▶ _SET PROBLEM_: Show every row that contains the string "rule", matching its case exactly.
________________
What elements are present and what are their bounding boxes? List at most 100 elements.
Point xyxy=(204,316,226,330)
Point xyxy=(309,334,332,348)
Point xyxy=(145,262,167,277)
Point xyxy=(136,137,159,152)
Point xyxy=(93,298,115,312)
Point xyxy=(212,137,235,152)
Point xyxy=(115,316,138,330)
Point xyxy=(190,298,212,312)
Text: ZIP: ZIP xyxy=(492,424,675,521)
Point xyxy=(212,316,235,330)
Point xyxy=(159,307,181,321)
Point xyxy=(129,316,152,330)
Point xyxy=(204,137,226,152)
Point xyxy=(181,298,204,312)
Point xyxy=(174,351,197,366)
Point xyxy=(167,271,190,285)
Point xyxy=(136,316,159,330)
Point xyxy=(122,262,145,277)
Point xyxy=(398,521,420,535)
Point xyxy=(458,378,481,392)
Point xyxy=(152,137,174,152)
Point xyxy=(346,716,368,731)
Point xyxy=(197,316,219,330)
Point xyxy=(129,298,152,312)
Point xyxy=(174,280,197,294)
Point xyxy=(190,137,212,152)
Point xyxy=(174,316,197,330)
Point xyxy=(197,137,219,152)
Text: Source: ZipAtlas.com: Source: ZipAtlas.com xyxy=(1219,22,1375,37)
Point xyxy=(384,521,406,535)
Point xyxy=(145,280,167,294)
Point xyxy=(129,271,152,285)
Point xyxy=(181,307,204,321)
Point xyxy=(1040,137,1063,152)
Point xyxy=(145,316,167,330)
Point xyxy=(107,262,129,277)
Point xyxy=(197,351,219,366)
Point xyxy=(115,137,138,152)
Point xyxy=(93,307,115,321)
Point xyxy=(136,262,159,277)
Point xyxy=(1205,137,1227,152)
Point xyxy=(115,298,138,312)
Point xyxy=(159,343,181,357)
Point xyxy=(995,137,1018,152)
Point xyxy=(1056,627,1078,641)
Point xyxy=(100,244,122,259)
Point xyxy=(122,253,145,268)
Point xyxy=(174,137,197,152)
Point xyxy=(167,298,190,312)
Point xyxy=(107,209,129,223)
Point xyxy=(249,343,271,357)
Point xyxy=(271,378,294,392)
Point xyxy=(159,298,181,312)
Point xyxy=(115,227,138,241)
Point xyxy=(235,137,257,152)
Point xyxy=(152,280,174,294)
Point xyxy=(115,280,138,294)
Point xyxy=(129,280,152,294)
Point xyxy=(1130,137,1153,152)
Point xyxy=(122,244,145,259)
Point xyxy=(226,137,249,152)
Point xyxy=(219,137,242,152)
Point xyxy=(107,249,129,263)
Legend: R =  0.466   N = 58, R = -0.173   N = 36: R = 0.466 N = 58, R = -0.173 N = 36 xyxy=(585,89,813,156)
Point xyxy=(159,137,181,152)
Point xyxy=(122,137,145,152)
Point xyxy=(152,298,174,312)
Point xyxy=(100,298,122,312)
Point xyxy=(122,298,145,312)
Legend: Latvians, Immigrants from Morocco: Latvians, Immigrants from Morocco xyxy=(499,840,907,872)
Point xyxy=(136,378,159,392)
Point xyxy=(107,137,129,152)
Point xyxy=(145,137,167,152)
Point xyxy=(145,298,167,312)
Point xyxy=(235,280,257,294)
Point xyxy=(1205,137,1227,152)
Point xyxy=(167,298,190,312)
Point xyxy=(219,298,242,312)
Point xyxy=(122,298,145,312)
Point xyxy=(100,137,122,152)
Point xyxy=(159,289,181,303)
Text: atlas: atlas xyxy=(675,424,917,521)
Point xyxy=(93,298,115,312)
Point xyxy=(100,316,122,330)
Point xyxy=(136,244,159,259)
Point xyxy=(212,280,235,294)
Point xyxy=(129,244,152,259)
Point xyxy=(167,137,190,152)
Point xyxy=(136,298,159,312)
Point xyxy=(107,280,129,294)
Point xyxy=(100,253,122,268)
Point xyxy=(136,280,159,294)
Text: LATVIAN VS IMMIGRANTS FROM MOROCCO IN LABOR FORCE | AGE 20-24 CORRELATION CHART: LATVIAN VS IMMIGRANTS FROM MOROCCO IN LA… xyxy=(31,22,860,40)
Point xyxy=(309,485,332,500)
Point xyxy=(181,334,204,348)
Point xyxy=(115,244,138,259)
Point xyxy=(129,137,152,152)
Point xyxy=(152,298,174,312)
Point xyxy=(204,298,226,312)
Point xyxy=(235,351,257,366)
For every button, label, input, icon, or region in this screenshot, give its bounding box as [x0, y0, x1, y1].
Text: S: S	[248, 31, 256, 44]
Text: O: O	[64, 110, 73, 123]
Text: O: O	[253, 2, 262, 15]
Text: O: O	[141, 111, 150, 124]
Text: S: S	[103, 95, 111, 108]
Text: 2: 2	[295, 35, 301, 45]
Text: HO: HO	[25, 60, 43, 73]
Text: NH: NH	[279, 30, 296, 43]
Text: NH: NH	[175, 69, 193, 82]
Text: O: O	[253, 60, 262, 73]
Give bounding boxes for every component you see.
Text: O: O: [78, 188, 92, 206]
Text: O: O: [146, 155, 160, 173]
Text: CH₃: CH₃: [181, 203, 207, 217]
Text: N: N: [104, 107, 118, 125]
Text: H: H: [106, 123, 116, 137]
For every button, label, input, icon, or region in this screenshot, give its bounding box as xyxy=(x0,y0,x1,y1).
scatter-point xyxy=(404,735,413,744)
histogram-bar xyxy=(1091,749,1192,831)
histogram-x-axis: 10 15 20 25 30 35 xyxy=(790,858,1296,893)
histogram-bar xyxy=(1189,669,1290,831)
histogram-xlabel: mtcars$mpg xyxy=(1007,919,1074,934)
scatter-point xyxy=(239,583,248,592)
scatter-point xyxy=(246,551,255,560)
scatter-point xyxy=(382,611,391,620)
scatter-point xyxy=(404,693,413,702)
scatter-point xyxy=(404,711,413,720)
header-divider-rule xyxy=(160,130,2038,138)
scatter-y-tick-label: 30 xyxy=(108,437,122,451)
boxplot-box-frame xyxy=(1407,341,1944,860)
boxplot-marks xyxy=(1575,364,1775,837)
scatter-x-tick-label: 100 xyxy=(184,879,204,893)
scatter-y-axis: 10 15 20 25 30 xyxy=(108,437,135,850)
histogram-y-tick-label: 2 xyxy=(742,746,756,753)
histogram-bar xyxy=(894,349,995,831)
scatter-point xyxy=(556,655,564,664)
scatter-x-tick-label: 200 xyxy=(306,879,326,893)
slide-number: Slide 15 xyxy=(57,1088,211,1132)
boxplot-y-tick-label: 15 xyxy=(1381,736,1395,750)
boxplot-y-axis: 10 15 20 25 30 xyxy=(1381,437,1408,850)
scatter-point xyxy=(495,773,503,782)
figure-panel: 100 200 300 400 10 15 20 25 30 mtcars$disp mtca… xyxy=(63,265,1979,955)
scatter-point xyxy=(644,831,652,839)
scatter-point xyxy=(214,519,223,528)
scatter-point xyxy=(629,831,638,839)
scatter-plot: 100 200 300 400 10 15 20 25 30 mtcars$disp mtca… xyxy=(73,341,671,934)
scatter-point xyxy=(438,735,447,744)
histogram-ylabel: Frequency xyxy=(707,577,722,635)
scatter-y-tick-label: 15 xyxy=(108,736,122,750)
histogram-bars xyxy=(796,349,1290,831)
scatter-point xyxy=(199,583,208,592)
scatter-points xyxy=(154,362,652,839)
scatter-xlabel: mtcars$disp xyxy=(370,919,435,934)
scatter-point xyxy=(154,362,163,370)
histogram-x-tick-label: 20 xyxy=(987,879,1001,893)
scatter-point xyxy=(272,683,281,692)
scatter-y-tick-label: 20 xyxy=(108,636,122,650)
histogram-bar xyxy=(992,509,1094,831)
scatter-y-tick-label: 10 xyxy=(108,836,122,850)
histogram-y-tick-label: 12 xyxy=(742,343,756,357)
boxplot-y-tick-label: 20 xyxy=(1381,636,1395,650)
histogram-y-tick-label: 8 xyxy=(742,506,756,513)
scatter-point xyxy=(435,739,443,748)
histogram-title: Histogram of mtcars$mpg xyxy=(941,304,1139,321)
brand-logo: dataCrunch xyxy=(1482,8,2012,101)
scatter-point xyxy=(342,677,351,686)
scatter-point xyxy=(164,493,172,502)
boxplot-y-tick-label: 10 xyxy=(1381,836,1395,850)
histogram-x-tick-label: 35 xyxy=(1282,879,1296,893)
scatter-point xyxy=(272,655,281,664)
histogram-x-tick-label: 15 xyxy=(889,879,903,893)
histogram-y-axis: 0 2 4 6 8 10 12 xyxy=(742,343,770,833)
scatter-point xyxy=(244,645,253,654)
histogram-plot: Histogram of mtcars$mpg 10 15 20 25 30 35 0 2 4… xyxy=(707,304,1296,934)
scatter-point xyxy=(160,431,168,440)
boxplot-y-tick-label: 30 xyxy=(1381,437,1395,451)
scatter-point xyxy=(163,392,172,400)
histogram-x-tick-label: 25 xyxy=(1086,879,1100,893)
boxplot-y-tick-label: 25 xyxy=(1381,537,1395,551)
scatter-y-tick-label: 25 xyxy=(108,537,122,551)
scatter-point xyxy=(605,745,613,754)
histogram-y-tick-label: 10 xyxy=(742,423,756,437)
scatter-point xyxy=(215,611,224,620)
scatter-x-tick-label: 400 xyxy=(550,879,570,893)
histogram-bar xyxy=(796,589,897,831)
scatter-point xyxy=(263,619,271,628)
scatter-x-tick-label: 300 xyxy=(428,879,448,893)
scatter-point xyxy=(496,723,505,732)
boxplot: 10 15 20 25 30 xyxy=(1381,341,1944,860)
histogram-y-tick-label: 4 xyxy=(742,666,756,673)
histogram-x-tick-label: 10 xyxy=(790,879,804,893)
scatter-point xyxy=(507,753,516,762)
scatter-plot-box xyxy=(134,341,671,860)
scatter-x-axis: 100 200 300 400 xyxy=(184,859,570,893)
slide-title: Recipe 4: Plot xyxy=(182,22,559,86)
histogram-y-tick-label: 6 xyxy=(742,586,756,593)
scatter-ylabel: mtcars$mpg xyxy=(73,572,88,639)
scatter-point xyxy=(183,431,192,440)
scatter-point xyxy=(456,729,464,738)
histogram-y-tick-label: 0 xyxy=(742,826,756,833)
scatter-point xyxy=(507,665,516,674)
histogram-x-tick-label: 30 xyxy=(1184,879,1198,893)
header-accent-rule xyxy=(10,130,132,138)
________________
▶ _FULL OUTPUT_:
header-divider-rule xyxy=(160,130,2038,138)
header-accent-rule xyxy=(10,130,132,138)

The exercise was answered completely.